Start of DATASET

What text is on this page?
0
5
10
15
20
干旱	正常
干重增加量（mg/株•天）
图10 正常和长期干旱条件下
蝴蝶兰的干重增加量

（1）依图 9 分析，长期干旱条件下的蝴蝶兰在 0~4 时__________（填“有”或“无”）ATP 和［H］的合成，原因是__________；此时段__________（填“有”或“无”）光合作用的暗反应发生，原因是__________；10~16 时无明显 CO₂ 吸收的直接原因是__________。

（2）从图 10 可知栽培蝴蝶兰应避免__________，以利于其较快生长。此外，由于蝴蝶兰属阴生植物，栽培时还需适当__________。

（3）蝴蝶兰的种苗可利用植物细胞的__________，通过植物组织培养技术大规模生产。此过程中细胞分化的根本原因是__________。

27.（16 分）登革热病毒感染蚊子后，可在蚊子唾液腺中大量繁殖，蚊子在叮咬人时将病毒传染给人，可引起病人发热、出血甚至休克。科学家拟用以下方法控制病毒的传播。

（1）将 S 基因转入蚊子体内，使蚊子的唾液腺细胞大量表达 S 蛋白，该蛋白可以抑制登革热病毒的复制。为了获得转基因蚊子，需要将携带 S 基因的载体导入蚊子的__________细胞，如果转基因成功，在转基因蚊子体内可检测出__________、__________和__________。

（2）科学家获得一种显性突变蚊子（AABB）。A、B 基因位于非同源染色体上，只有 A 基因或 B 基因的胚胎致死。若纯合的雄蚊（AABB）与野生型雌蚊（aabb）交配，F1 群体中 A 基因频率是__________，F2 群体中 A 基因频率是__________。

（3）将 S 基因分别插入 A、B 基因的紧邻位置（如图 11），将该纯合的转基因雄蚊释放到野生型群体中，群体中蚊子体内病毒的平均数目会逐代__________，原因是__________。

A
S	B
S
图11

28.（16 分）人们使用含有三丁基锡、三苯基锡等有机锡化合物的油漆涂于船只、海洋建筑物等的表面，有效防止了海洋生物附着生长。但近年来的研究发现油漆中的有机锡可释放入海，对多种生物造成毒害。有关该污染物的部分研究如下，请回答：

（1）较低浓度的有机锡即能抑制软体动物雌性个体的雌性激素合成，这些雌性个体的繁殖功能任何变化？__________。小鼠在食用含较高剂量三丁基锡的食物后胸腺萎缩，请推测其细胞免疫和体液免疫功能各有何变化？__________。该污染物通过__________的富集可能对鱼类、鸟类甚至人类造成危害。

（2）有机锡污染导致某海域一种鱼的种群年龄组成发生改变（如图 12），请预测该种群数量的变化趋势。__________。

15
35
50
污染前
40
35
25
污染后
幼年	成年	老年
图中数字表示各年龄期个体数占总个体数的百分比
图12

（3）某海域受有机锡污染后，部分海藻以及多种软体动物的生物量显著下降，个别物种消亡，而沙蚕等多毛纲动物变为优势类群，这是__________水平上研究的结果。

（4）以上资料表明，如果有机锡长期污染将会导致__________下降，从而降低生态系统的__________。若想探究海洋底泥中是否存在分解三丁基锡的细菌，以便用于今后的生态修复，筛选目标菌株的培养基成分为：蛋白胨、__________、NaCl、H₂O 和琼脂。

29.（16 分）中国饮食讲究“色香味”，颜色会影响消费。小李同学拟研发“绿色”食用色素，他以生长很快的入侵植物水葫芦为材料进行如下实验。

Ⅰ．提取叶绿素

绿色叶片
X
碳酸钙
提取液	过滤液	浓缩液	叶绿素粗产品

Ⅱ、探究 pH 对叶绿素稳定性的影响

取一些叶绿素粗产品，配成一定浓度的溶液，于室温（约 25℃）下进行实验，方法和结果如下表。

End of DATASET

◆ WHAT YOU HAVE TO DO ◆
Each entry must be reproduced verbatim.

◆ WRITTEN SOLUTION ◆
What text is on this page?
0
5
10
15
20
干旱	正常
干重增加量（mg/株•天）
图10 正常和长期干旱条件下
蝴蝶兰的干重增加量

（1）依图 9 分析，长期干旱条件下的蝴蝶兰在 0~4 时__________（填“有”或“无”）ATP 和［H］的合成，原因是__________；此时段__________（填“有”或“无”）光合作用的暗反应发生，原因是__________；10~16 时无明显 CO₂ 吸收的直接原因是__________。

（2）从图 10 可知栽培蝴蝶兰应避免__________，以利于其较快生长。此外，由于蝴蝶兰属阴生植物，栽培时还需适当__________。

（3）蝴蝶兰的种苗可利用植物细胞的__________，通过植物组织培养技术大规模生产。此过程中细胞分化的根本原因是__________。

27.（16 分）登革热病毒感染蚊子后，可在蚊子唾液腺中大量繁殖，蚊子在叮咬人时将病毒传染给人，可引起病人发热、出血甚至休克。科学家拟用以下方法控制病毒的传播。

（1）将 S 基因转入蚊子体内，使蚊子的唾液腺细胞大量表达 S 蛋白，该蛋白可以抑制登革热病毒的复制。为了获得转基因蚊子，需要将携带 S 基因的载体导入蚊子的__________细胞，如果转基因成功，在转基因蚊子体内可检测出__________、__________和__________。

（2）科学家获得一种显性突变蚊子（AABB）。A、B 基因位于非同源染色体上，只有 A 基因或 B 基因的胚胎致死。若纯合的雄蚊（AABB）与野生型雌蚊（aabb）交配，F1 群体中 A 基因频率是__________，F2 群体中 A 基因频率是__________。

（3）将 S 基因分别插入 A、B 基因的紧邻位置（如图 11），将该纯合的转基因雄蚊释放到野生型群体中，群体中蚊子体内病毒的平均数目会逐代__________，原因是__________。

A
S	B
S
图11

28.（16 分）人们使用含有三丁基锡、三苯基锡等有机锡化合物的油漆涂于船只、海洋建筑物等的表面，有效防止了海洋生物附着生长。但近年来的研究发现油漆中的有机锡可释放入海，对多种生物造成毒害。有关该污染物的部分研究如下，请回答：

（1）较低浓度的有机锡即能抑制软体动物雌性个体的雌性激素合成，这些雌性个体的繁殖功能任何变化？__________。小鼠在食用含较高剂量三丁基锡的食物后胸腺萎缩，请推测其细胞免疫和体液免疫功能各有何变化？__________。该污染物通过__________的富集可能对鱼类、鸟类甚至人类造成危害。

（2）有机锡污染导致某海域一种鱼的种群年龄组成发生改变（如图 12），请预测该种群数量的变化趋势。__________。

15
35
50
污染前
40
35
25
污染后
幼年	成年	老年
图中数字表示各年龄期个体数占总个体数的百分比
图12

（3）某海域受有机锡污染后，部分海藻以及多种软体动物的生物量显著下降，个别物种消亡，而沙蚕等多毛纲动物变为优势类群，这是__________水平上研究的结果。

（4）以上资料表明，如果有机锡长期污染将会导致__________下降，从而降低生态系统的__________。若想探究海洋底泥中是否存在分解三丁基锡的细菌，以便用于今后的生态修复，筛选目标菌株的培养基成分为：蛋白胨、__________、NaCl、H₂O 和琼脂。

29.（16 分）中国饮食讲究“色香味”，颜色会影响消费。小李同学拟研发“绿色”食用色素，他以生长很快的入侵植物水葫芦为材料进行如下实验。

Ⅰ．提取叶绿素

绿色叶片
X
碳酸钙
提取液	过滤液	浓缩液	叶绿素粗产品

Ⅱ、探究 pH 对叶绿素稳定性的影响

取一些叶绿素粗产品，配成一定浓度的溶液，于室温（约 25℃）下进行实验，方法和结果如下表。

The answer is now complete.